■ PROBLEM TO WORK ON:
Transcribe the records in full, keeping every character as it is.

Saved data entries
— begin —
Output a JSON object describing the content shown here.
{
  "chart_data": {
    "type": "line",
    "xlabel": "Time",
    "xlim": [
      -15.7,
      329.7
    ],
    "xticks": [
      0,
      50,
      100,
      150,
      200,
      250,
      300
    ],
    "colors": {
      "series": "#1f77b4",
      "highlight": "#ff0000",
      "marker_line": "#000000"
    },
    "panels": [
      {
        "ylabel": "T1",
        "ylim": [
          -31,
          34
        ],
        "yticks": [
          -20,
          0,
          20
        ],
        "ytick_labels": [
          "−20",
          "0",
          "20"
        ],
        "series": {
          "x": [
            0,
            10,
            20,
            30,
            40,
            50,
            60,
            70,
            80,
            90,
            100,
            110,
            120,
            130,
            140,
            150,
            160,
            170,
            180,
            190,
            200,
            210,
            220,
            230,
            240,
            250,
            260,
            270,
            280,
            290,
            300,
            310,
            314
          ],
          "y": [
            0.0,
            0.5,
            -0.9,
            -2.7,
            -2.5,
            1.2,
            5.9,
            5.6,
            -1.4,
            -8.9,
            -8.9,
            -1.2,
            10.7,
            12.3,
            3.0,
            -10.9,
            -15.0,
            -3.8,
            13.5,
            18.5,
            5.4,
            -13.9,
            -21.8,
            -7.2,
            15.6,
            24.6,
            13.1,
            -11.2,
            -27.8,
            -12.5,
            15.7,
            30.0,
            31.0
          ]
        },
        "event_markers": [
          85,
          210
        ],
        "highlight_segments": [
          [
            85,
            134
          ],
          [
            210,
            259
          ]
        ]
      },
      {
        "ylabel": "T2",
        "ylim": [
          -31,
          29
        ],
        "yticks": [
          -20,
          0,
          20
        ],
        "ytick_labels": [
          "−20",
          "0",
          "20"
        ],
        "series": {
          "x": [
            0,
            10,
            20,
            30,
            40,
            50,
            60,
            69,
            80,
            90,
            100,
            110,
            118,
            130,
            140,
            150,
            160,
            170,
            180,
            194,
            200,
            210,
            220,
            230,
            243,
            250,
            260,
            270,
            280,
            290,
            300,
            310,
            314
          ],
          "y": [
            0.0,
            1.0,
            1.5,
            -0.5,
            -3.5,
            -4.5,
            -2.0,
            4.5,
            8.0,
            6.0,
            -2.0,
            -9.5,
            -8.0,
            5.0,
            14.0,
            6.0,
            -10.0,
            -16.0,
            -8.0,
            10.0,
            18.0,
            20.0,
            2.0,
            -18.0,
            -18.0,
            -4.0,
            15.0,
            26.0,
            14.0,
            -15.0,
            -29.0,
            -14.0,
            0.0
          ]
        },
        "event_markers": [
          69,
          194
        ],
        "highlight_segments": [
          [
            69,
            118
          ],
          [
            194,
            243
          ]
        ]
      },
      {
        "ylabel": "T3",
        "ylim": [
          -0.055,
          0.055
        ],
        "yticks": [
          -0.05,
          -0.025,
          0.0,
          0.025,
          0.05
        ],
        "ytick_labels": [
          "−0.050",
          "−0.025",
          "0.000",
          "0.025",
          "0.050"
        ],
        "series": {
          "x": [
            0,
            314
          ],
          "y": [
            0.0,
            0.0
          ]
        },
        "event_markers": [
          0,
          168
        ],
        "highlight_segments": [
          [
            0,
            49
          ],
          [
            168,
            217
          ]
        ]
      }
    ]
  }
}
— end —
■ SOLUTION TO THE PROBLEM:
Output a JSON object describing the content shown here.
{
  "chart_data": {
    "type": "line",
    "xlabel": "Time",
    "xlim": [
      -15.7,
      329.7
    ],
    "xticks": [
      0,
      50,
      100,
      150,
      200,
      250,
      300
    ],
    "colors": {
      "series": "#1f77b4",
      "highlight": "#ff0000",
      "marker_line": "#000000"
    },
    "panels": [
      {
        "ylabel": "T1",
        "ylim": [
          -31,
          34
        ],
        "yticks": [
          -20,
          0,
          20
        ],
        "ytick_labels": [
          "−20",
          "0",
          "20"
        ],
        "series": {
          "x": [
            0,
            10,
            20,
            30,
            40,
            50,
            60,
            70,
            80,
            90,
            100,
            110,
            120,
            130,
            140,
            150,
            160,
            170,
            180,
            190,
            200,
            210,
            220,
            230,
            240,
            250,
            260,
            270,
            280,
            290,
            300,
            310,
            314
          ],
          "y": [
            0.0,
            0.5,
            -0.9,
            -2.7,
            -2.5,
            1.2,
            5.9,
            5.6,
            -1.4,
            -8.9,
            -8.9,
            -1.2,
            10.7,
            12.3,
            3.0,
            -10.9,
            -15.0,
            -3.8,
            13.5,
            18.5,
            5.4,
            -13.9,
            -21.8,
            -7.2,
            15.6,
            24.6,
            13.1,
            -11.2,
            -27.8,
            -12.5,
            15.7,
            30.0,
            31.0
          ]
        },
        "event_markers": [
          85,
          210
        ],
        "highlight_segments": [
          [
            85,
            134
          ],
          [
            210,
            259
          ]
        ]
      },
      {
        "ylabel": "T2",
        "ylim": [
          -31,
          29
        ],
        "yticks": [
          -20,
          0,
          20
        ],
        "ytick_labels": [
          "−20",
          "0",
          "20"
        ],
        "series": {
          "x": [
            0,
            10,
            20,
            30,
            40,
            50,
            60,
            69,
            80,
            90,
            100,
            110,
            118,
            130,
            140,
            150,
            160,
            170,
            180,
            194,
            200,
            210,
            220,
            230,
            243,
            250,
            260,
            270,
            280,
            290,
            300,
            310,
            314
          ],
          "y": [
            0.0,
            1.0,
            1.5,
            -0.5,
            -3.5,
            -4.5,
            -2.0,
            4.5,
            8.0,
            6.0,
            -2.0,
            -9.5,
            -8.0,
            5.0,
            14.0,
            6.0,
            -10.0,
            -16.0,
            -8.0,
            10.0,
            18.0,
            20.0,
            2.0,
            -18.0,
            -18.0,
            -4.0,
            15.0,
            26.0,
            14.0,
            -15.0,
            -29.0,
            -14.0,
            0.0
          ]
        },
        "event_markers": [
          69,
          194
        ],
        "highlight_segments": [
          [
            69,
            118
          ],
          [
            194,
            243
          ]
        ]
      },
      {
        "ylabel": "T3",
        "ylim": [
          -0.055,
          0.055
        ],
        "yticks": [
          -0.05,
          -0.025,
          0.0,
          0.025,
          0.05
        ],
        "ytick_labels": [
          "−0.050",
          "−0.025",
          "0.000",
          "0.025",
          "0.050"
        ],
        "series": {
          "x": [
            0,
            314
          ],
          "y": [
            0.0,
            0.0
          ]
        },
        "event_markers": [
          0,
          168
        ],
        "highlight_segments": [
          [
            0,
            49
          ],
          [
            168,
            217
          ]
        ]
      }
    ]
  }
}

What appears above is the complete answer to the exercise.